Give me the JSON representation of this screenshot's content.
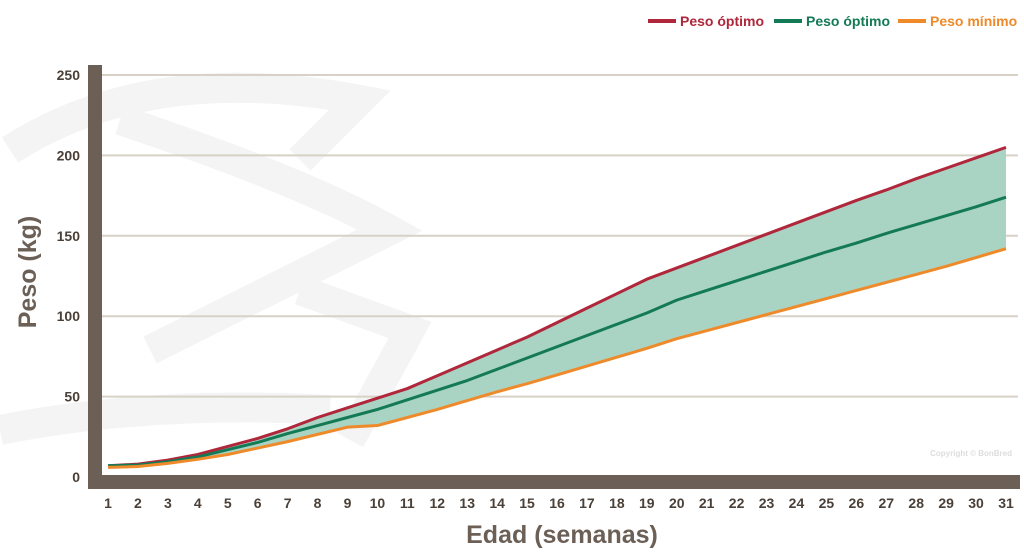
{
  "chart_data": {
    "type": "line",
    "title": "",
    "xlabel": "Edad (semanas)",
    "ylabel": "Peso (kg)",
    "x": [
      1,
      2,
      3,
      4,
      5,
      6,
      7,
      8,
      9,
      10,
      11,
      12,
      13,
      14,
      15,
      16,
      17,
      18,
      19,
      20,
      21,
      22,
      23,
      24,
      25,
      26,
      27,
      28,
      29,
      30,
      31
    ],
    "xlim": [
      1,
      31
    ],
    "ylim": [
      0,
      250
    ],
    "yticks": [
      0,
      50,
      100,
      150,
      200,
      250
    ],
    "grid": "horizontal",
    "legend_position": "top-right",
    "shaded_band": {
      "between": [
        "Peso óptimo (rojo)",
        "Peso mínimo"
      ],
      "color": "#a9d4c4"
    },
    "series": [
      {
        "name": "Peso óptimo",
        "color": "#b0263a",
        "values": [
          7,
          8,
          10.5,
          14,
          19,
          24,
          30,
          37,
          43,
          49,
          55,
          63,
          71,
          79,
          87,
          96,
          105,
          114,
          123,
          130,
          137,
          144,
          151,
          158,
          165,
          172,
          178.5,
          185.5,
          192,
          198.5,
          205
        ]
      },
      {
        "name": "Peso óptimo",
        "color": "#137a55",
        "values": [
          7,
          7.5,
          9.5,
          12.5,
          17,
          21.5,
          27,
          32,
          37,
          42,
          48,
          54,
          60,
          67,
          74,
          81,
          88,
          95,
          102,
          110,
          116,
          122,
          128,
          134,
          140,
          145.5,
          151.5,
          157,
          162.5,
          168,
          174
        ]
      },
      {
        "name": "Peso mínimo",
        "color": "#ee8a2a",
        "values": [
          6,
          6.5,
          8.5,
          11,
          14,
          18,
          22,
          26.5,
          31,
          32,
          37,
          42,
          47.5,
          53,
          58,
          63.5,
          69,
          74.5,
          80,
          86,
          91,
          96,
          101,
          106,
          111,
          116,
          121,
          126,
          131,
          136.5,
          142
        ]
      }
    ]
  },
  "watermark": "Copyright © BonBred",
  "colors": {
    "axis": "#6b5f56",
    "grid": "#d8d1c8"
  }
}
----------
▶ [What is needed]: Print the complete listing exactly, apart from any pictures.

▶ [Correct answer]:
Give me the JSON representation of this screenshot's content.
{
  "chart_data": {
    "type": "line",
    "title": "",
    "xlabel": "Edad (semanas)",
    "ylabel": "Peso (kg)",
    "x": [
      1,
      2,
      3,
      4,
      5,
      6,
      7,
      8,
      9,
      10,
      11,
      12,
      13,
      14,
      15,
      16,
      17,
      18,
      19,
      20,
      21,
      22,
      23,
      24,
      25,
      26,
      27,
      28,
      29,
      30,
      31
    ],
    "xlim": [
      1,
      31
    ],
    "ylim": [
      0,
      250
    ],
    "yticks": [
      0,
      50,
      100,
      150,
      200,
      250
    ],
    "grid": "horizontal",
    "legend_position": "top-right",
    "shaded_band": {
      "between": [
        "Peso óptimo (rojo)",
        "Peso mínimo"
      ],
      "color": "#a9d4c4"
    },
    "series": [
      {
        "name": "Peso óptimo",
        "color": "#b0263a",
        "values": [
          7,
          8,
          10.5,
          14,
          19,
          24,
          30,
          37,
          43,
          49,
          55,
          63,
          71,
          79,
          87,
          96,
          105,
          114,
          123,
          130,
          137,
          144,
          151,
          158,
          165,
          172,
          178.5,
          185.5,
          192,
          198.5,
          205
        ]
      },
      {
        "name": "Peso óptimo",
        "color": "#137a55",
        "values": [
          7,
          7.5,
          9.5,
          12.5,
          17,
          21.5,
          27,
          32,
          37,
          42,
          48,
          54,
          60,
          67,
          74,
          81,
          88,
          95,
          102,
          110,
          116,
          122,
          128,
          134,
          140,
          145.5,
          151.5,
          157,
          162.5,
          168,
          174
        ]
      },
      {
        "name": "Peso mínimo",
        "color": "#ee8a2a",
        "values": [
          6,
          6.5,
          8.5,
          11,
          14,
          18,
          22,
          26.5,
          31,
          32,
          37,
          42,
          47.5,
          53,
          58,
          63.5,
          69,
          74.5,
          80,
          86,
          91,
          96,
          101,
          106,
          111,
          116,
          121,
          126,
          131,
          136.5,
          142
        ]
      }
    ]
  },
  "watermark": "Copyright © BonBred",
  "colors": {
    "axis": "#6b5f56",
    "grid": "#d8d1c8"
  }
}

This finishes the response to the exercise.